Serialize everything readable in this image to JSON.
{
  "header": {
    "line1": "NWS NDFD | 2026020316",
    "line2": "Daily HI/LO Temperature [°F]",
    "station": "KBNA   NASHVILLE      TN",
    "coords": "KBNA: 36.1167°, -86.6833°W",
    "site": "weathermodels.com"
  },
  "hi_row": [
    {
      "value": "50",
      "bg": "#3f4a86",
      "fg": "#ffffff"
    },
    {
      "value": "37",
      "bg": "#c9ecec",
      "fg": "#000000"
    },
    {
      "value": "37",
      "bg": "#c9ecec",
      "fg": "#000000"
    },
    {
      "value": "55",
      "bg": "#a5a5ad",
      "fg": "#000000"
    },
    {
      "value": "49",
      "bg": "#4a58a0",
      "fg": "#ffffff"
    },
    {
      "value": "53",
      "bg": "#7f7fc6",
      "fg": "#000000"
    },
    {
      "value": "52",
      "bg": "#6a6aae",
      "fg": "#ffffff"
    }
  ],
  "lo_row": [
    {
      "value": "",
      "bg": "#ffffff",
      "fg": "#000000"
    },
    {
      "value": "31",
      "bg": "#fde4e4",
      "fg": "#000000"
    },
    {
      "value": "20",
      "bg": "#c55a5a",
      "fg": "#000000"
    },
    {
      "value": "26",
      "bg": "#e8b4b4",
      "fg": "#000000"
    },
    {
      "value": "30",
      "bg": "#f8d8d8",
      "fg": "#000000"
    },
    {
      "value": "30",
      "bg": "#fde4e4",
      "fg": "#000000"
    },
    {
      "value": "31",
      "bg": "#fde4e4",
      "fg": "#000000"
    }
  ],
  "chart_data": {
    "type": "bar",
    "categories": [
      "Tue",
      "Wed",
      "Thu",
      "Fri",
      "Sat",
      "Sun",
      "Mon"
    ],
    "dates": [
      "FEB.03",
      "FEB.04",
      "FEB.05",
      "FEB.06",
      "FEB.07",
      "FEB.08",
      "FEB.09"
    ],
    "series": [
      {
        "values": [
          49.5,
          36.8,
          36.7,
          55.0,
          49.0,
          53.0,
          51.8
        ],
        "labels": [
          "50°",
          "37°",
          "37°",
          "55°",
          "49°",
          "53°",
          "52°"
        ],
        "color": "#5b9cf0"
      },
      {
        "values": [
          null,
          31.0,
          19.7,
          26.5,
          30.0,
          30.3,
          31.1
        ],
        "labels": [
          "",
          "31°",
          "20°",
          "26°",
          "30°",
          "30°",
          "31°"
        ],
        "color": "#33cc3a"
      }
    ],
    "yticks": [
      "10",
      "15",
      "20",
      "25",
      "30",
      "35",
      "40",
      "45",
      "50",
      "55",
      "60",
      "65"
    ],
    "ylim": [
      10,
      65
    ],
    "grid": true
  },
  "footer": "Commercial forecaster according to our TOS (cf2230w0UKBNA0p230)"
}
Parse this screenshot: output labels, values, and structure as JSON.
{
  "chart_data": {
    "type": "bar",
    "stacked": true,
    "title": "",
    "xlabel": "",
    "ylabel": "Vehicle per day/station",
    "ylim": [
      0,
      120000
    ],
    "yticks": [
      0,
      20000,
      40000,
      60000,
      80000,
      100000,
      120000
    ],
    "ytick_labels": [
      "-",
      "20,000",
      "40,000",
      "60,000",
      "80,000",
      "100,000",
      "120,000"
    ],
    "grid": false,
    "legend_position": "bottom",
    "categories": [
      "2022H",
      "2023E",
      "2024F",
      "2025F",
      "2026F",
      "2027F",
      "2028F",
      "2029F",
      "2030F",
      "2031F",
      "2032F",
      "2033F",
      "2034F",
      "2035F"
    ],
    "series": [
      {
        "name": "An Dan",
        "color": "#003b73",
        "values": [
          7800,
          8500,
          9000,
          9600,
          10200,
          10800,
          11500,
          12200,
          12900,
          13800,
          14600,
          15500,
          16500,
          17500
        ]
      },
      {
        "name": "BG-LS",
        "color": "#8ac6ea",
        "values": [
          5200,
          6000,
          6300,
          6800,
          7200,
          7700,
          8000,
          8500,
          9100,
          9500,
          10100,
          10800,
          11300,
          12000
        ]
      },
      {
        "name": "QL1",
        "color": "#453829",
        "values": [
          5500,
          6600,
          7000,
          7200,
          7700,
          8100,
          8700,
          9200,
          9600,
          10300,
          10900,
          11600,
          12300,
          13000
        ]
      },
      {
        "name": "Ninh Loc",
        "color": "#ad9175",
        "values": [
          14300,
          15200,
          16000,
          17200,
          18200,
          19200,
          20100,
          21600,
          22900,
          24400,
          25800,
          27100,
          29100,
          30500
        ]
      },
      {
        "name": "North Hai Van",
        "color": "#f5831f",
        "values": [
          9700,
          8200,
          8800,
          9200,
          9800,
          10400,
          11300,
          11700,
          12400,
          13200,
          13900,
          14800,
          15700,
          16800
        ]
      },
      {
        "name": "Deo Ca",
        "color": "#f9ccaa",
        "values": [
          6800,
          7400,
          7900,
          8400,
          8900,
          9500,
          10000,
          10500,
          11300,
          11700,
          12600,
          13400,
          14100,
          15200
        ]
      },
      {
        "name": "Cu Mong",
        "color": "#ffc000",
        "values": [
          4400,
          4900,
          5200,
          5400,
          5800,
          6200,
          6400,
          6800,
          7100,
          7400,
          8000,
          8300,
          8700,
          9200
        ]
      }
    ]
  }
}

Given request.
Would you write down every record again, exactly?

Task response.
Serialize everything readable in this image to JSON.
{
  "header": {
    "line1": "NWS NDFD | 2026020316",
    "line2": "Daily HI/LO Temperature [°F]",
    "station": "KBNA   NASHVILLE      TN",
    "coords": "KBNA: 36.1167°, -86.6833°W",
    "site": "weathermodels.com"
  },
  "hi_row": [
    {
      "value": "50",
      "bg": "#3f4a86",
      "fg": "#ffffff"
    },
    {
      "value": "37",
      "bg": "#c9ecec",
      "fg": "#000000"
    },
    {
      "value": "37",
      "bg": "#c9ecec",
      "fg": "#000000"
    },
    {
      "value": "55",
      "bg": "#a5a5ad",
      "fg": "#000000"
    },
    {
      "value": "49",
      "bg": "#4a58a0",
      "fg": "#ffffff"
    },
    {
      "value": "53",
      "bg": "#7f7fc6",
      "fg": "#000000"
    },
    {
      "value": "52",
      "bg": "#6a6aae",
      "fg": "#ffffff"
    }
  ],
  "lo_row": [
    {
      "value": "",
      "bg": "#ffffff",
      "fg": "#000000"
    },
    {
      "value": "31",
      "bg": "#fde4e4",
      "fg": "#000000"
    },
    {
      "value": "20",
      "bg": "#c55a5a",
      "fg": "#000000"
    },
    {
      "value": "26",
      "bg": "#e8b4b4",
      "fg": "#000000"
    },
    {
      "value": "30",
      "bg": "#f8d8d8",
      "fg": "#000000"
    },
    {
      "value": "30",
      "bg": "#fde4e4",
      "fg": "#000000"
    },
    {
      "value": "31",
      "bg": "#fde4e4",
      "fg": "#000000"
    }
  ],
  "chart_data": {
    "type": "bar",
    "categories": [
      "Tue",
      "Wed",
      "Thu",
      "Fri",
      "Sat",
      "Sun",
      "Mon"
    ],
    "dates": [
      "FEB.03",
      "FEB.04",
      "FEB.05",
      "FEB.06",
      "FEB.07",
      "FEB.08",
      "FEB.09"
    ],
    "series": [
      {
        "values": [
          49.5,
          36.8,
          36.7,
          55.0,
          49.0,
          53.0,
          51.8
        ],
        "labels": [
          "50°",
          "37°",
          "37°",
          "55°",
          "49°",
          "53°",
          "52°"
        ],
        "color": "#5b9cf0"
      },
      {
        "values": [
          null,
          31.0,
          19.7,
          26.5,
          30.0,
          30.3,
          31.1
        ],
        "labels": [
          "",
          "31°",
          "20°",
          "26°",
          "30°",
          "30°",
          "31°"
        ],
        "color": "#33cc3a"
      }
    ],
    "yticks": [
      "10",
      "15",
      "20",
      "25",
      "30",
      "35",
      "40",
      "45",
      "50",
      "55",
      "60",
      "65"
    ],
    "ylim": [
      10,
      65
    ],
    "grid": true
  },
  "footer": "Commercial forecaster according to our TOS (cf2230w0UKBNA0p230)"
}
Parse this screenshot: output labels, values, and structure as JSON.
{
  "chart_data": {
    "type": "bar",
    "stacked": true,
    "title": "",
    "xlabel": "",
    "ylabel": "Vehicle per day/station",
    "ylim": [
      0,
      120000
    ],
    "yticks": [
      0,
      20000,
      40000,
      60000,
      80000,
      100000,
      120000
    ],
    "ytick_labels": [
      "-",
      "20,000",
      "40,000",
      "60,000",
      "80,000",
      "100,000",
      "120,000"
    ],
    "grid": false,
    "legend_position": "bottom",
    "categories": [
      "2022H",
      "2023E",
      "2024F",
      "2025F",
      "2026F",
      "2027F",
      "2028F",
      "2029F",
      "2030F",
      "2031F",
      "2032F",
      "2033F",
      "2034F",
      "2035F"
    ],
    "series": [
      {
        "name": "An Dan",
        "color": "#003b73",
        "values": [
          7800,
          8500,
          9000,
          9600,
          10200,
          10800,
          11500,
          12200,
          12900,
          13800,
          14600,
          15500,
          16500,
          17500
        ]
      },
      {
        "name": "BG-LS",
        "color": "#8ac6ea",
        "values": [
          5200,
          6000,
          6300,
          6800,
          7200,
          7700,
          8000,
          8500,
          9100,
          9500,
          10100,
          10800,
          11300,
          12000
        ]
      },
      {
        "name": "QL1",
        "color": "#453829",
        "values": [
          5500,
          6600,
          7000,
          7200,
          7700,
          8100,
          8700,
          9200,
          9600,
          10300,
          10900,
          11600,
          12300,
          13000
        ]
      },
      {
        "name": "Ninh Loc",
        "color": "#ad9175",
        "values": [
          14300,
          15200,
          16000,
          17200,
          18200,
          19200,
          20100,
          21600,
          22900,
          24400,
          25800,
          27100,
          29100,
          30500
        ]
      },
      {
        "name": "North Hai Van",
        "color": "#f5831f",
        "values": [
          9700,
          8200,
          8800,
          9200,
          9800,
          10400,
          11300,
          11700,
          12400,
          13200,
          13900,
          14800,
          15700,
          16800
        ]
      },
      {
        "name": "Deo Ca",
        "color": "#f9ccaa",
        "values": [
          6800,
          7400,
          7900,
          8400,
          8900,
          9500,
          10000,
          10500,
          11300,
          11700,
          12600,
          13400,
          14100,
          15200
        ]
      },
      {
        "name": "Cu Mong",
        "color": "#ffc000",
        "values": [
          4400,
          4900,
          5200,
          5400,
          5800,
          6200,
          6400,
          6800,
          7100,
          7400,
          8000,
          8300,
          8700,
          9200
        ]
      }
    ]
  }
}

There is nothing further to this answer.